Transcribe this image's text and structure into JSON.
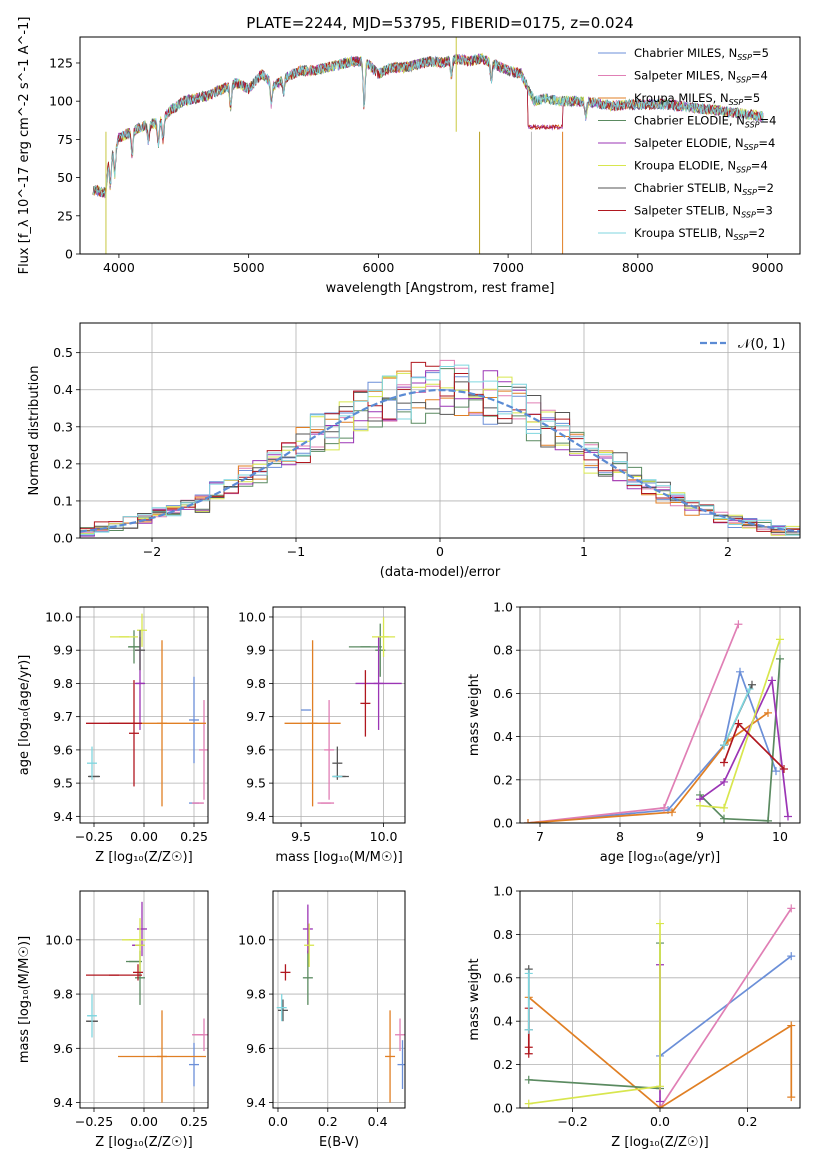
{
  "figure_title": "PLATE=2244, MJD=53795, FIBERID=0175, z=0.024",
  "models": [
    {
      "name": "Chabrier MILES",
      "nssp": "5",
      "color": "#6b8fd8"
    },
    {
      "name": "Salpeter MILES",
      "nssp": "4",
      "color": "#e07fb5"
    },
    {
      "name": "Kroupa MILES",
      "nssp": "5",
      "color": "#e07f24"
    },
    {
      "name": "Chabrier ELODIE",
      "nssp": "4",
      "color": "#5a8a60"
    },
    {
      "name": "Salpeter ELODIE",
      "nssp": "4",
      "color": "#9b35b5"
    },
    {
      "name": "Kroupa ELODIE",
      "nssp": "4",
      "color": "#d8e64e"
    },
    {
      "name": "Chabrier STELIB",
      "nssp": "2",
      "color": "#555555"
    },
    {
      "name": "Salpeter STELIB",
      "nssp": "3",
      "color": "#b0171f"
    },
    {
      "name": "Kroupa STELIB",
      "nssp": "2",
      "color": "#7fd6df"
    }
  ],
  "nssp_prefix": "N",
  "nssp_sub": "SSP",
  "chart_data": [
    {
      "id": "spectrum",
      "type": "line",
      "xlabel": "wavelength [Angstrom, rest frame]",
      "ylabel": "Flux [f_λ 10^-17 erg cm^-2 s^-1 A^-1]",
      "xlim": [
        3700,
        9250
      ],
      "ylim": [
        0,
        142
      ],
      "xticks": [
        4000,
        5000,
        6000,
        7000,
        8000,
        9000
      ],
      "yticks": [
        0,
        25,
        50,
        75,
        100,
        125
      ],
      "grid": false,
      "legend": "top-right",
      "continuum_points": [
        [
          3800,
          42
        ],
        [
          3900,
          40
        ],
        [
          3920,
          62
        ],
        [
          4000,
          76
        ],
        [
          4100,
          80
        ],
        [
          4200,
          84
        ],
        [
          4300,
          86
        ],
        [
          4400,
          94
        ],
        [
          4500,
          100
        ],
        [
          4700,
          104
        ],
        [
          4900,
          112
        ],
        [
          5000,
          108
        ],
        [
          5100,
          118
        ],
        [
          5200,
          110
        ],
        [
          5300,
          116
        ],
        [
          5400,
          120
        ],
        [
          5500,
          120
        ],
        [
          5600,
          122
        ],
        [
          5700,
          124
        ],
        [
          5800,
          126
        ],
        [
          5900,
          126
        ],
        [
          6000,
          118
        ],
        [
          6100,
          122
        ],
        [
          6200,
          122
        ],
        [
          6300,
          124
        ],
        [
          6400,
          126
        ],
        [
          6500,
          125
        ],
        [
          6600,
          128
        ],
        [
          6700,
          126
        ],
        [
          6800,
          128
        ],
        [
          6900,
          124
        ],
        [
          7000,
          120
        ],
        [
          7100,
          118
        ],
        [
          7200,
          100
        ],
        [
          7300,
          102
        ],
        [
          7400,
          100
        ],
        [
          7600,
          100
        ],
        [
          7800,
          97
        ],
        [
          8000,
          98
        ],
        [
          8200,
          98
        ],
        [
          8400,
          96
        ],
        [
          8600,
          94
        ],
        [
          8800,
          92
        ],
        [
          8970,
          90
        ]
      ],
      "absorption_lines": [
        [
          3934,
          20
        ],
        [
          3968,
          18
        ],
        [
          4102,
          16
        ],
        [
          4227,
          10
        ],
        [
          4304,
          14
        ],
        [
          4340,
          14
        ],
        [
          4861,
          14
        ],
        [
          5175,
          14
        ],
        [
          5270,
          8
        ],
        [
          5890,
          30
        ],
        [
          6563,
          10
        ],
        [
          6870,
          12
        ],
        [
          7600,
          10
        ]
      ],
      "spikes": [
        [
          3900,
          0
        ],
        [
          6780,
          0
        ],
        [
          6600,
          142
        ],
        [
          7180,
          0
        ],
        [
          7420,
          0
        ]
      ],
      "salpeter_drop": {
        "from": 7150,
        "to": 7420,
        "value": 83,
        "models": [
          2,
          4,
          7
        ]
      }
    },
    {
      "id": "residuals",
      "type": "line",
      "xlabel": "(data-model)/error",
      "ylabel": "Normed distribution",
      "xlim": [
        -2.5,
        2.5
      ],
      "ylim": [
        0,
        0.58
      ],
      "xticks": [
        -2,
        -1,
        0,
        1,
        2
      ],
      "yticks": [
        0,
        0.1,
        0.2,
        0.3,
        0.4,
        0.5
      ],
      "grid": true,
      "legend": "top-right",
      "legend_label": "𝒩(0, 1)",
      "gaussian": {
        "mu": 0,
        "sigma": 1,
        "color": "#5b8bd4"
      },
      "bin_width": 0.1
    },
    {
      "id": "age-vs-Z",
      "type": "scatter",
      "xlabel": "Z [log₁₀(Z/Z☉)]",
      "ylabel": "age  [log₁₀(age/yr)]",
      "xlim": [
        -0.32,
        0.32
      ],
      "ylim": [
        9.38,
        10.03
      ],
      "xticks": [
        -0.25,
        0.0,
        0.25
      ],
      "yticks": [
        9.4,
        9.5,
        9.6,
        9.7,
        9.8,
        9.9,
        10.0
      ],
      "grid": true,
      "points": [
        {
          "model": 0,
          "x": 0.25,
          "y": 9.69,
          "xerr": 0.0,
          "yerr": 0.13
        },
        {
          "model": 0,
          "x": 0.25,
          "y": 9.44,
          "xerr": 0.0,
          "yerr": 0.0
        },
        {
          "model": 1,
          "x": 0.27,
          "y": 9.44,
          "xerr": 0.03,
          "yerr": 0.0
        },
        {
          "model": 1,
          "x": 0.3,
          "y": 9.6,
          "xerr": 0.0,
          "yerr": 0.15
        },
        {
          "model": 2,
          "x": 0.09,
          "y": 9.68,
          "xerr": 0.22,
          "yerr": 0.25
        },
        {
          "model": 3,
          "x": -0.05,
          "y": 9.91,
          "xerr": 0.03,
          "yerr": 0.05
        },
        {
          "model": 4,
          "x": -0.02,
          "y": 9.8,
          "xerr": 0.02,
          "yerr": 0.14
        },
        {
          "model": 5,
          "x": -0.1,
          "y": 9.94,
          "xerr": 0.07,
          "yerr": 0.0
        },
        {
          "model": 5,
          "x": -0.01,
          "y": 9.96,
          "xerr": 0.0,
          "yerr": 0.05
        },
        {
          "model": 6,
          "x": -0.25,
          "y": 9.52,
          "xerr": 0.03,
          "yerr": 0.0
        },
        {
          "model": 6,
          "x": -0.02,
          "y": 9.9,
          "xerr": 0.0,
          "yerr": 0.06
        },
        {
          "model": 7,
          "x": -0.15,
          "y": 9.68,
          "xerr": 0.14,
          "yerr": 0.0
        },
        {
          "model": 7,
          "x": -0.05,
          "y": 9.65,
          "xerr": 0.0,
          "yerr": 0.16
        },
        {
          "model": 8,
          "x": -0.26,
          "y": 9.56,
          "xerr": 0.0,
          "yerr": 0.05
        }
      ]
    },
    {
      "id": "age-vs-mass",
      "type": "scatter",
      "xlabel": "mass [log₁₀(M/M☉)]",
      "ylabel": "",
      "xlim": [
        9.33,
        10.13
      ],
      "ylim": [
        9.38,
        10.03
      ],
      "xticks": [
        9.5,
        10.0
      ],
      "yticks": [
        9.4,
        9.5,
        9.6,
        9.7,
        9.8,
        9.9,
        10.0
      ],
      "grid": true,
      "points": [
        {
          "model": 0,
          "x": 9.53,
          "y": 9.72,
          "xerr": 0.0,
          "yerr": 0.0
        },
        {
          "model": 1,
          "x": 9.65,
          "y": 9.44,
          "xerr": 0.05,
          "yerr": 0.0
        },
        {
          "model": 1,
          "x": 9.67,
          "y": 9.6,
          "xerr": 0.0,
          "yerr": 0.15
        },
        {
          "model": 2,
          "x": 9.57,
          "y": 9.68,
          "xerr": 0.17,
          "yerr": 0.25
        },
        {
          "model": 3,
          "x": 9.89,
          "y": 9.91,
          "xerr": 0.1,
          "yerr": 0.0
        },
        {
          "model": 3,
          "x": 9.98,
          "y": 9.9,
          "xerr": 0.0,
          "yerr": 0.08
        },
        {
          "model": 4,
          "x": 9.97,
          "y": 9.8,
          "xerr": 0.14,
          "yerr": 0.14
        },
        {
          "model": 5,
          "x": 10.0,
          "y": 9.94,
          "xerr": 0.07,
          "yerr": 0.06
        },
        {
          "model": 6,
          "x": 9.74,
          "y": 9.52,
          "xerr": 0.05,
          "yerr": 0.0
        },
        {
          "model": 6,
          "x": 9.72,
          "y": 9.56,
          "xerr": 0.0,
          "yerr": 0.05
        },
        {
          "model": 7,
          "x": 9.89,
          "y": 9.74,
          "xerr": 0.0,
          "yerr": 0.1
        },
        {
          "model": 8,
          "x": 9.72,
          "y": 9.52,
          "xerr": 0.02,
          "yerr": 0.0
        }
      ]
    },
    {
      "id": "weight-vs-age",
      "type": "line",
      "xlabel": "age  [log₁₀(age/yr)]",
      "ylabel": "mass weight",
      "xlim": [
        6.75,
        10.25
      ],
      "ylim": [
        0,
        1.0
      ],
      "xticks": [
        7,
        8,
        9,
        10
      ],
      "yticks": [
        0.0,
        0.2,
        0.4,
        0.6,
        0.8,
        1.0
      ],
      "grid": true,
      "series": [
        {
          "model": 0,
          "x": [
            6.85,
            8.6,
            9.3,
            9.5,
            9.95
          ],
          "y": [
            0.0,
            0.06,
            0.36,
            0.7,
            0.24
          ]
        },
        {
          "model": 1,
          "x": [
            6.85,
            8.55,
            9.48
          ],
          "y": [
            0.0,
            0.07,
            0.92
          ]
        },
        {
          "model": 2,
          "x": [
            6.85,
            8.65,
            9.35,
            9.85
          ],
          "y": [
            0.0,
            0.05,
            0.38,
            0.51
          ]
        },
        {
          "model": 3,
          "x": [
            9.0,
            9.3,
            9.85,
            10.0
          ],
          "y": [
            0.13,
            0.02,
            0.01,
            0.76
          ]
        },
        {
          "model": 4,
          "x": [
            9.0,
            9.3,
            9.9,
            10.1
          ],
          "y": [
            0.11,
            0.19,
            0.66,
            0.03
          ]
        },
        {
          "model": 5,
          "x": [
            9.0,
            9.3,
            10.0
          ],
          "y": [
            0.08,
            0.07,
            0.85
          ]
        },
        {
          "model": 6,
          "x": [
            9.3,
            9.65
          ],
          "y": [
            0.36,
            0.64
          ]
        },
        {
          "model": 7,
          "x": [
            9.3,
            9.48,
            10.05
          ],
          "y": [
            0.28,
            0.46,
            0.25
          ]
        },
        {
          "model": 8,
          "x": [
            9.3,
            9.62
          ],
          "y": [
            0.36,
            0.62
          ]
        }
      ]
    },
    {
      "id": "mass-vs-Z",
      "type": "scatter",
      "xlabel": "Z [log₁₀(Z/Z☉)]",
      "ylabel": "mass [log₁₀(M/M☉)]",
      "xlim": [
        -0.32,
        0.32
      ],
      "ylim": [
        9.38,
        10.18
      ],
      "xticks": [
        -0.25,
        0.0,
        0.25
      ],
      "yticks": [
        9.4,
        9.6,
        9.8,
        10.0
      ],
      "grid": true,
      "points": [
        {
          "model": 0,
          "x": 0.25,
          "y": 9.54,
          "xerr": 0.0,
          "yerr": 0.08
        },
        {
          "model": 1,
          "x": 0.27,
          "y": 9.65,
          "xerr": 0.03,
          "yerr": 0.0
        },
        {
          "model": 1,
          "x": 0.3,
          "y": 9.65,
          "xerr": 0.0,
          "yerr": 0.06
        },
        {
          "model": 2,
          "x": 0.09,
          "y": 9.57,
          "xerr": 0.22,
          "yerr": 0.17
        },
        {
          "model": 3,
          "x": -0.05,
          "y": 9.92,
          "xerr": 0.04,
          "yerr": 0.0
        },
        {
          "model": 3,
          "x": -0.02,
          "y": 9.86,
          "xerr": 0.0,
          "yerr": 0.1
        },
        {
          "model": 4,
          "x": -0.03,
          "y": 9.98,
          "xerr": 0.03,
          "yerr": 0.0
        },
        {
          "model": 4,
          "x": -0.01,
          "y": 10.04,
          "xerr": 0.0,
          "yerr": 0.1
        },
        {
          "model": 5,
          "x": -0.05,
          "y": 10.0,
          "xerr": 0.06,
          "yerr": 0.0
        },
        {
          "model": 5,
          "x": -0.02,
          "y": 9.98,
          "xerr": 0.0,
          "yerr": 0.1
        },
        {
          "model": 6,
          "x": -0.26,
          "y": 9.7,
          "xerr": 0.03,
          "yerr": 0.0
        },
        {
          "model": 7,
          "x": -0.15,
          "y": 9.87,
          "xerr": 0.14,
          "yerr": 0.0
        },
        {
          "model": 7,
          "x": -0.03,
          "y": 9.88,
          "xerr": 0.0,
          "yerr": 0.03
        },
        {
          "model": 8,
          "x": -0.26,
          "y": 9.72,
          "xerr": 0.02,
          "yerr": 0.08
        }
      ]
    },
    {
      "id": "mass-vs-EBV",
      "type": "scatter",
      "xlabel": "E(B-V)",
      "ylabel": "",
      "xlim": [
        -0.02,
        0.51
      ],
      "ylim": [
        9.38,
        10.18
      ],
      "xticks": [
        0.0,
        0.2,
        0.4
      ],
      "yticks": [
        9.4,
        9.6,
        9.8,
        10.0
      ],
      "grid": true,
      "points": [
        {
          "model": 0,
          "x": 0.5,
          "y": 9.54,
          "xerr": 0.0,
          "yerr": 0.09
        },
        {
          "model": 1,
          "x": 0.49,
          "y": 9.65,
          "xerr": 0.0,
          "yerr": 0.06
        },
        {
          "model": 2,
          "x": 0.45,
          "y": 9.57,
          "xerr": 0.0,
          "yerr": 0.17
        },
        {
          "model": 3,
          "x": 0.12,
          "y": 9.86,
          "xerr": 0.0,
          "yerr": 0.1
        },
        {
          "model": 4,
          "x": 0.12,
          "y": 10.04,
          "xerr": 0.0,
          "yerr": 0.09
        },
        {
          "model": 5,
          "x": 0.125,
          "y": 9.98,
          "xerr": 0.0,
          "yerr": 0.08
        },
        {
          "model": 6,
          "x": 0.02,
          "y": 9.74,
          "xerr": 0.0,
          "yerr": 0.04
        },
        {
          "model": 7,
          "x": 0.03,
          "y": 9.88,
          "xerr": 0.0,
          "yerr": 0.03
        },
        {
          "model": 8,
          "x": 0.015,
          "y": 9.75,
          "xerr": 0.0,
          "yerr": 0.05
        }
      ]
    },
    {
      "id": "weight-vs-Z",
      "type": "line",
      "xlabel": "Z [log₁₀(Z/Z☉)]",
      "ylabel": "mass weight",
      "xlim": [
        -0.32,
        0.32
      ],
      "ylim": [
        0,
        1.0
      ],
      "xticks": [
        -0.2,
        0.0,
        0.2
      ],
      "yticks": [
        0.0,
        0.2,
        0.4,
        0.6,
        0.8,
        1.0
      ],
      "grid": true,
      "series": [
        {
          "model": 0,
          "x": [
            0.0,
            0.3
          ],
          "y": [
            0.24,
            0.7
          ]
        },
        {
          "model": 1,
          "x": [
            0.0,
            0.3
          ],
          "y": [
            0.0,
            0.92
          ]
        },
        {
          "model": 2,
          "x": [
            -0.3,
            0.0,
            0.3,
            0.3
          ],
          "y": [
            0.51,
            0.0,
            0.38,
            0.05
          ]
        },
        {
          "model": 3,
          "x": [
            -0.3,
            0.0,
            0.0
          ],
          "y": [
            0.13,
            0.09,
            0.76
          ]
        },
        {
          "model": 4,
          "x": [
            0.0,
            0.0
          ],
          "y": [
            0.03,
            0.66
          ]
        },
        {
          "model": 5,
          "x": [
            -0.3,
            0.0,
            0.0
          ],
          "y": [
            0.02,
            0.1,
            0.85
          ]
        },
        {
          "model": 6,
          "x": [
            -0.3,
            -0.3
          ],
          "y": [
            0.36,
            0.64
          ]
        },
        {
          "model": 7,
          "x": [
            -0.3,
            -0.3,
            -0.3
          ],
          "y": [
            0.25,
            0.28,
            0.46
          ]
        },
        {
          "model": 8,
          "x": [
            -0.3,
            -0.3
          ],
          "y": [
            0.36,
            0.62
          ]
        }
      ]
    }
  ]
}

→ Exercise directions:
Show every line from the entries above in which "xlabel" appears.

→ Written solution:
      "xlabel": "wavelength [Angstrom, rest frame]",
      "xlabel": "(data-model)/error",
      "xlabel": "Z [log₁₀(Z/Z☉)]",
      "xlabel": "mass [log₁₀(M/M☉)]",
      "xlabel": "age  [log₁₀(age/yr)]",
      "xlabel": "Z [log₁₀(Z/Z☉)]",
      "xlabel": "E(B-V)",
      "xlabel": "Z [log₁₀(Z/Z☉)]",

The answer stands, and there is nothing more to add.